● **WORK INSTRUCTIONS**
Those lines of the data that hold the word "exons" are to be copied out.

____ INPUT DATA

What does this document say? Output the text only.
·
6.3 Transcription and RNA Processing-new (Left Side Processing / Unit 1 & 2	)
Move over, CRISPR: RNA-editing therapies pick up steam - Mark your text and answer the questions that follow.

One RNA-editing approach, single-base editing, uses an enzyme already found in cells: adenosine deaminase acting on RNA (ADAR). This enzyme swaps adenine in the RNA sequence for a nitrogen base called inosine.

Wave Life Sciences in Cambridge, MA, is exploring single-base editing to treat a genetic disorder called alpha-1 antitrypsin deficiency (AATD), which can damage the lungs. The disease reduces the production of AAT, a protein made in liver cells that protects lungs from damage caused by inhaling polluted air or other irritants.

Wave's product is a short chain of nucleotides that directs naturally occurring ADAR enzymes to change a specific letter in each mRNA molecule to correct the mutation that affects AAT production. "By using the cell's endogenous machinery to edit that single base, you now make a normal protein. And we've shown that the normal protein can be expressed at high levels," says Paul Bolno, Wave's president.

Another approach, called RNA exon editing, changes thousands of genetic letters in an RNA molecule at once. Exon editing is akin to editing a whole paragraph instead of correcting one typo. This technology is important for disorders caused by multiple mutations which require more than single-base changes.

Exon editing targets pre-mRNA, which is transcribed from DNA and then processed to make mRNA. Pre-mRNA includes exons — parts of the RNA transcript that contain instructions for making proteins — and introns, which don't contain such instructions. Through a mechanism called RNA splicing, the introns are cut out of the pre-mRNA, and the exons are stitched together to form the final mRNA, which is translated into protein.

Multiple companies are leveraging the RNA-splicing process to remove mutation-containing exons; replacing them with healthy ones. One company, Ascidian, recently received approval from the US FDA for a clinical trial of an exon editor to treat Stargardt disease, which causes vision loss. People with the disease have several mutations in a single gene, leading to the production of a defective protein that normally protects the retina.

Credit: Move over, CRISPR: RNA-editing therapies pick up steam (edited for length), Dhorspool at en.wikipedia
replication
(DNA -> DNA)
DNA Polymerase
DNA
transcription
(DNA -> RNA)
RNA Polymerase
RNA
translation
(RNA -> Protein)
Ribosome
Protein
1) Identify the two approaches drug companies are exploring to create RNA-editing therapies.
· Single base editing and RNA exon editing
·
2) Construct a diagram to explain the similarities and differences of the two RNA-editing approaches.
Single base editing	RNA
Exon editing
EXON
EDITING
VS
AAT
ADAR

________

● **TASK RESULT**
Exon editing targets pre-mRNA, which is transcribed from DNA and then processed to make mRNA. Pre-mRNA includes exons — parts of the RNA transcript that contain instructions for making proteins — and introns, which don't contain such instructions. Through a mechanism called RNA splicing, the introns are cut out of the pre-mRNA, and the exons are stitched together to form the final mRNA, which is translated into protein.
Multiple companies are leveraging the RNA-splicing process to remove mutation-containing exons; replacing them with healthy ones. One company, Ascidian, recently received approval from the US FDA for a clinical trial of an exon editor to treat Stargardt disease, which causes vision loss. People with the disease have several mutations in a single gene, leading to the production of a defective protein that normally protects the retina.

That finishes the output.